Copy the records below exactly, leaving out every picture.

--- begin Dataset entries ---

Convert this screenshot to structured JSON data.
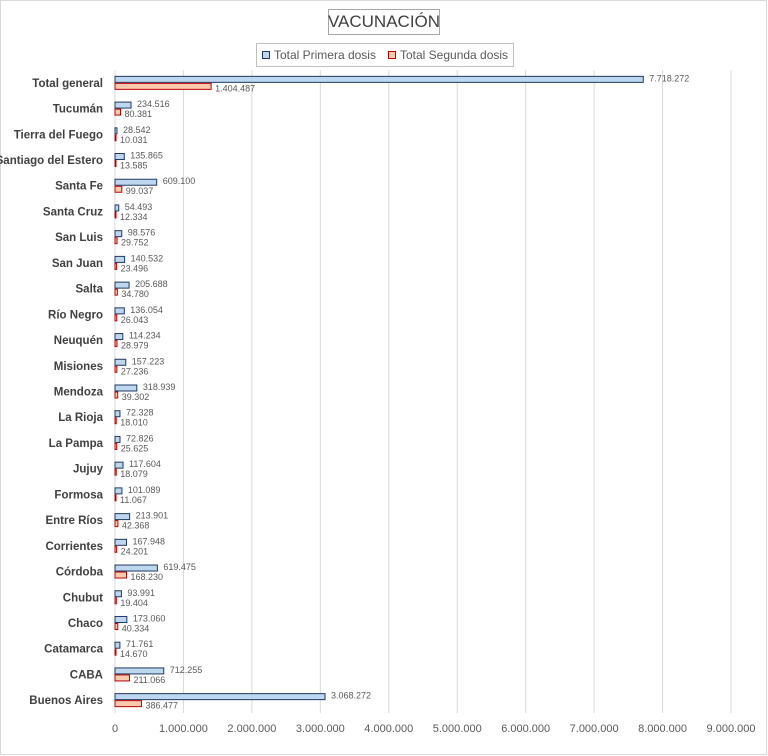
{
  "chart_data": {
    "type": "bar",
    "orientation": "horizontal",
    "title": "VACUNACIÓN",
    "categories": [
      "Total general",
      "Tucumán",
      "Tierra del Fuego",
      "Santiago del Estero",
      "Santa Fe",
      "Santa Cruz",
      "San Luis",
      "San Juan",
      "Salta",
      "Río Negro",
      "Neuquén",
      "Misiones",
      "Mendoza",
      "La Rioja",
      "La Pampa",
      "Jujuy",
      "Formosa",
      "Entre Ríos",
      "Corrientes",
      "Córdoba",
      "Chubut",
      "Chaco",
      "Catamarca",
      "CABA",
      "Buenos Aires"
    ],
    "series": [
      {
        "name": "Total Primera dosis",
        "color": "#bdd7ee",
        "border": "#1f3864",
        "values": [
          7718272,
          234516,
          28542,
          135865,
          609100,
          54493,
          98576,
          140532,
          205688,
          136054,
          114234,
          157223,
          318939,
          72328,
          72826,
          117604,
          101089,
          213901,
          167948,
          619475,
          93991,
          173060,
          71761,
          712255,
          3068272
        ],
        "labels": [
          "7.718.272",
          "234.516",
          "28.542",
          "135.865",
          "609.100",
          "54.493",
          "98.576",
          "140.532",
          "205.688",
          "136.054",
          "114.234",
          "157.223",
          "318.939",
          "72.328",
          "72.826",
          "117.604",
          "101.089",
          "213.901",
          "167.948",
          "619.475",
          "93.991",
          "173.060",
          "71.761",
          "712.255",
          "3.068.272"
        ]
      },
      {
        "name": "Total Segunda dosis",
        "color": "#f8cbad",
        "border": "#c00000",
        "values": [
          1404487,
          80381,
          10031,
          13585,
          99037,
          12334,
          29752,
          23496,
          34780,
          26043,
          28979,
          27236,
          39302,
          18010,
          25625,
          18079,
          11067,
          42368,
          24201,
          168230,
          19404,
          40334,
          14670,
          211066,
          386477
        ],
        "labels": [
          "1.404.487",
          "80.381",
          "10.031",
          "13.585",
          "99.037",
          "12.334",
          "29.752",
          "23.496",
          "34.780",
          "26.043",
          "28.979",
          "27.236",
          "39.302",
          "18.010",
          "25.625",
          "18.079",
          "11.067",
          "42.368",
          "24.201",
          "168.230",
          "19.404",
          "40.334",
          "14.670",
          "211.066",
          "386.477"
        ]
      }
    ],
    "xlim": [
      0,
      9000000
    ],
    "x_ticks": [
      0,
      1000000,
      2000000,
      3000000,
      4000000,
      5000000,
      6000000,
      7000000,
      8000000,
      9000000
    ],
    "x_tick_labels": [
      "0",
      "1.000.000",
      "2.000.000",
      "3.000.000",
      "4.000.000",
      "5.000.000",
      "6.000.000",
      "7.000.000",
      "8.000.000",
      "9.000.000"
    ],
    "grid": true,
    "legend_position": "top"
  }
}
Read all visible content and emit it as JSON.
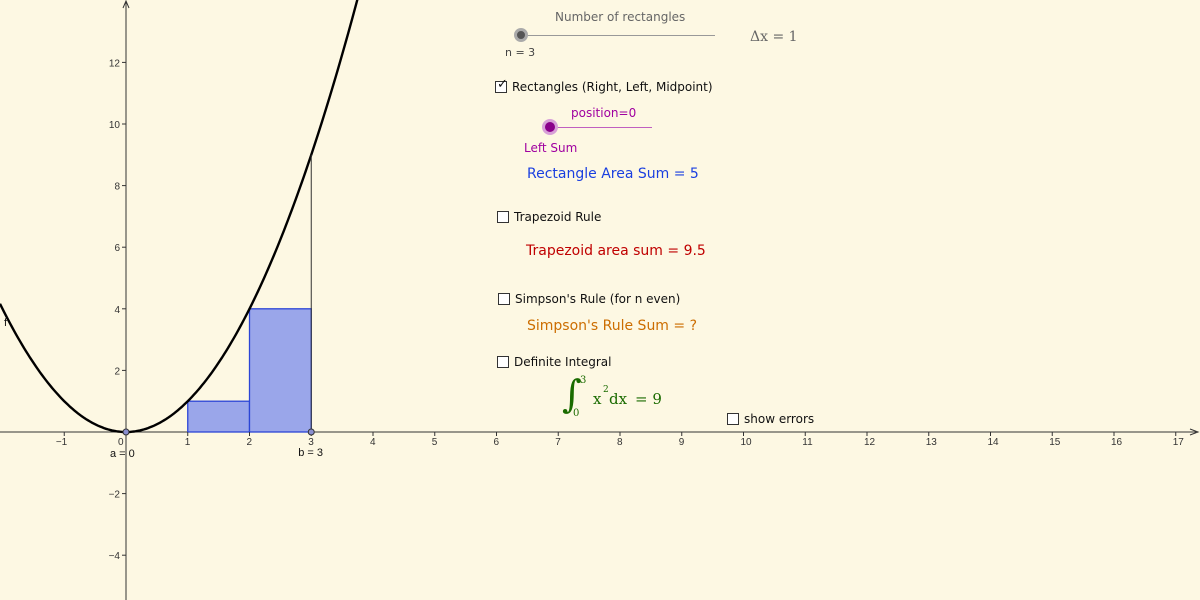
{
  "colors": {
    "background": "#fdf8e3",
    "axis": "#333333",
    "curve": "#000000",
    "rect_fill": "#9aa6ea",
    "rect_stroke": "#2b45d6",
    "rect_sum_text": "#1a3fe0",
    "trap_text": "#c00000",
    "simpson_text": "#cc6d00",
    "integral_text": "#1a6b00",
    "position_text": "#a000a0"
  },
  "slider_n": {
    "title": "Number of rectangles",
    "value_label": "n = 3",
    "n": 3
  },
  "delta_label": "Δx = 1",
  "checkbox_rectangles": {
    "label": "Rectangles (Right, Left, Midpoint)",
    "checked": true
  },
  "slider_position": {
    "label": "position=0",
    "mode_label": "Left Sum",
    "value": 0
  },
  "rect_sum_label": "Rectangle Area Sum = 5",
  "checkbox_trapezoid": {
    "label": "Trapezoid Rule",
    "checked": false
  },
  "trap_sum_label": "Trapezoid area sum = 9.5",
  "checkbox_simpson": {
    "label": "Simpson's Rule (for n even)",
    "checked": false
  },
  "simpson_label": "Simpson's Rule Sum = ?",
  "checkbox_definite": {
    "label": "Definite Integral",
    "checked": false
  },
  "integral": {
    "lower": "0",
    "upper": "3",
    "integrand": "x",
    "power": "2",
    "dx": "dx",
    "result": "= 9"
  },
  "checkbox_errors": {
    "label": "show errors",
    "checked": false
  },
  "point_a_label": "a = 0",
  "point_b_label": "b = 3",
  "function_label": "f",
  "x_ticks": [
    -1,
    0,
    1,
    2,
    3,
    4,
    5,
    6,
    7,
    8,
    9,
    10,
    11,
    12,
    13,
    14,
    15,
    16,
    17
  ],
  "y_ticks": [
    -4,
    -2,
    2,
    4,
    6,
    8,
    10,
    12
  ],
  "rectangles": [
    {
      "x0": 0,
      "x1": 1,
      "height": 0
    },
    {
      "x0": 1,
      "x1": 2,
      "height": 1
    },
    {
      "x0": 2,
      "x1": 3,
      "height": 4
    }
  ],
  "interval": {
    "a": 0,
    "b": 3
  }
}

--- end Dataset entries ---

Correct response >>
Convert this screenshot to structured JSON data.
{
  "chart_data": {
    "type": "bar",
    "orientation": "horizontal",
    "title": "VACUNACIÓN",
    "categories": [
      "Total general",
      "Tucumán",
      "Tierra del Fuego",
      "Santiago del Estero",
      "Santa Fe",
      "Santa Cruz",
      "San Luis",
      "San Juan",
      "Salta",
      "Río Negro",
      "Neuquén",
      "Misiones",
      "Mendoza",
      "La Rioja",
      "La Pampa",
      "Jujuy",
      "Formosa",
      "Entre Ríos",
      "Corrientes",
      "Córdoba",
      "Chubut",
      "Chaco",
      "Catamarca",
      "CABA",
      "Buenos Aires"
    ],
    "series": [
      {
        "name": "Total Primera dosis",
        "color": "#bdd7ee",
        "border": "#1f3864",
        "values": [
          7718272,
          234516,
          28542,
          135865,
          609100,
          54493,
          98576,
          140532,
          205688,
          136054,
          114234,
          157223,
          318939,
          72328,
          72826,
          117604,
          101089,
          213901,
          167948,
          619475,
          93991,
          173060,
          71761,
          712255,
          3068272
        ],
        "labels": [
          "7.718.272",
          "234.516",
          "28.542",
          "135.865",
          "609.100",
          "54.493",
          "98.576",
          "140.532",
          "205.688",
          "136.054",
          "114.234",
          "157.223",
          "318.939",
          "72.328",
          "72.826",
          "117.604",
          "101.089",
          "213.901",
          "167.948",
          "619.475",
          "93.991",
          "173.060",
          "71.761",
          "712.255",
          "3.068.272"
        ]
      },
      {
        "name": "Total Segunda dosis",
        "color": "#f8cbad",
        "border": "#c00000",
        "values": [
          1404487,
          80381,
          10031,
          13585,
          99037,
          12334,
          29752,
          23496,
          34780,
          26043,
          28979,
          27236,
          39302,
          18010,
          25625,
          18079,
          11067,
          42368,
          24201,
          168230,
          19404,
          40334,
          14670,
          211066,
          386477
        ],
        "labels": [
          "1.404.487",
          "80.381",
          "10.031",
          "13.585",
          "99.037",
          "12.334",
          "29.752",
          "23.496",
          "34.780",
          "26.043",
          "28.979",
          "27.236",
          "39.302",
          "18.010",
          "25.625",
          "18.079",
          "11.067",
          "42.368",
          "24.201",
          "168.230",
          "19.404",
          "40.334",
          "14.670",
          "211.066",
          "386.477"
        ]
      }
    ],
    "xlim": [
      0,
      9000000
    ],
    "x_ticks": [
      0,
      1000000,
      2000000,
      3000000,
      4000000,
      5000000,
      6000000,
      7000000,
      8000000,
      9000000
    ],
    "x_tick_labels": [
      "0",
      "1.000.000",
      "2.000.000",
      "3.000.000",
      "4.000.000",
      "5.000.000",
      "6.000.000",
      "7.000.000",
      "8.000.000",
      "9.000.000"
    ],
    "grid": true,
    "legend_position": "top"
  }
}
Read all visible content and emit it as JSON.
{
  "colors": {
    "background": "#fdf8e3",
    "axis": "#333333",
    "curve": "#000000",
    "rect_fill": "#9aa6ea",
    "rect_stroke": "#2b45d6",
    "rect_sum_text": "#1a3fe0",
    "trap_text": "#c00000",
    "simpson_text": "#cc6d00",
    "integral_text": "#1a6b00",
    "position_text": "#a000a0"
  },
  "slider_n": {
    "title": "Number of rectangles",
    "value_label": "n = 3",
    "n": 3
  },
  "delta_label": "Δx = 1",
  "checkbox_rectangles": {
    "label": "Rectangles (Right, Left, Midpoint)",
    "checked": true
  },
  "slider_position": {
    "label": "position=0",
    "mode_label": "Left Sum",
    "value": 0
  },
  "rect_sum_label": "Rectangle Area Sum = 5",
  "checkbox_trapezoid": {
    "label": "Trapezoid Rule",
    "checked": false
  },
  "trap_sum_label": "Trapezoid area sum = 9.5",
  "checkbox_simpson": {
    "label": "Simpson's Rule (for n even)",
    "checked": false
  },
  "simpson_label": "Simpson's Rule Sum = ?",
  "checkbox_definite": {
    "label": "Definite Integral",
    "checked": false
  },
  "integral": {
    "lower": "0",
    "upper": "3",
    "integrand": "x",
    "power": "2",
    "dx": "dx",
    "result": "= 9"
  },
  "checkbox_errors": {
    "label": "show errors",
    "checked": false
  },
  "point_a_label": "a = 0",
  "point_b_label": "b = 3",
  "function_label": "f",
  "x_ticks": [
    -1,
    0,
    1,
    2,
    3,
    4,
    5,
    6,
    7,
    8,
    9,
    10,
    11,
    12,
    13,
    14,
    15,
    16,
    17
  ],
  "y_ticks": [
    -4,
    -2,
    2,
    4,
    6,
    8,
    10,
    12
  ],
  "rectangles": [
    {
      "x0": 0,
      "x1": 1,
      "height": 0
    },
    {
      "x0": 1,
      "x1": 2,
      "height": 1
    },
    {
      "x0": 2,
      "x1": 3,
      "height": 4
    }
  ],
  "interval": {
    "a": 0,
    "b": 3
  }
}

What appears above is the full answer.